YOUR TASK » Images should be left out, and everything else in the listing reproduced exactly.

RECORDS PROVIDED »
▬▬▬

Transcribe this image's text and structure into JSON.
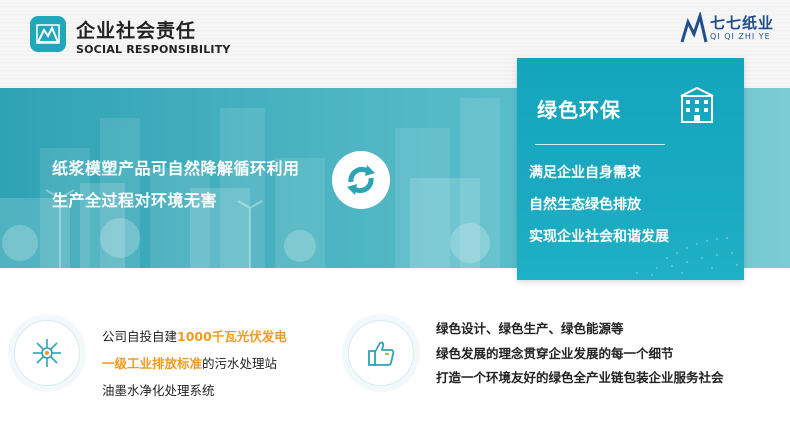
{
  "header": {
    "title": "企业社会责任",
    "subtitle": "SOCIAL RESPONSIBILITY",
    "logo_text": "七七纸业",
    "logo_sub": "QI QI ZHI YE",
    "accent": "#21a7bb"
  },
  "banner": {
    "line1": "纸浆模塑产品可自然降解循环利用",
    "line2": "生产全过程对环境无害"
  },
  "green_card": {
    "title": "绿色环保",
    "items": [
      "满足企业自身需求",
      "自然生态绿色排放",
      "实现企业社会和谐发展"
    ]
  },
  "left_block": {
    "line1_prefix": "公司自投自建",
    "line1_highlight": "1000千瓦光伏发电",
    "line2_highlight": "一级工业排放标准",
    "line2_suffix": "的污水处理站",
    "line3": "油墨水净化处理系统",
    "highlight_color": "#f39a1e"
  },
  "right_block": {
    "lines": [
      "绿色设计、绿色生产、绿色能源等",
      "绿色发展的理念贯穿企业发展的每一个细节",
      "打造一个环境友好的绿色全产业链包装企业服务社会"
    ]
  },
  "icons": {
    "title": "leaf-logo-icon",
    "recycle": "recycle-icon",
    "building": "building-icon",
    "energy": "energy-network-icon",
    "thumb": "thumbs-up-icon"
  }
}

▬▬▬

RESPONSE FOR THIS EXERCISE »
Transcribe this image's text and structure into JSON.
{
  "header": {
    "title": "企业社会责任",
    "subtitle": "SOCIAL RESPONSIBILITY",
    "logo_text": "七七纸业",
    "logo_sub": "QI QI ZHI YE",
    "accent": "#21a7bb"
  },
  "banner": {
    "line1": "纸浆模塑产品可自然降解循环利用",
    "line2": "生产全过程对环境无害"
  },
  "green_card": {
    "title": "绿色环保",
    "items": [
      "满足企业自身需求",
      "自然生态绿色排放",
      "实现企业社会和谐发展"
    ]
  },
  "left_block": {
    "line1_prefix": "公司自投自建",
    "line1_highlight": "1000千瓦光伏发电",
    "line2_highlight": "一级工业排放标准",
    "line2_suffix": "的污水处理站",
    "line3": "油墨水净化处理系统",
    "highlight_color": "#f39a1e"
  },
  "right_block": {
    "lines": [
      "绿色设计、绿色生产、绿色能源等",
      "绿色发展的理念贯穿企业发展的每一个细节",
      "打造一个环境友好的绿色全产业链包装企业服务社会"
    ]
  },
  "icons": {
    "title": "leaf-logo-icon",
    "recycle": "recycle-icon",
    "building": "building-icon",
    "energy": "energy-network-icon",
    "thumb": "thumbs-up-icon"
  }
}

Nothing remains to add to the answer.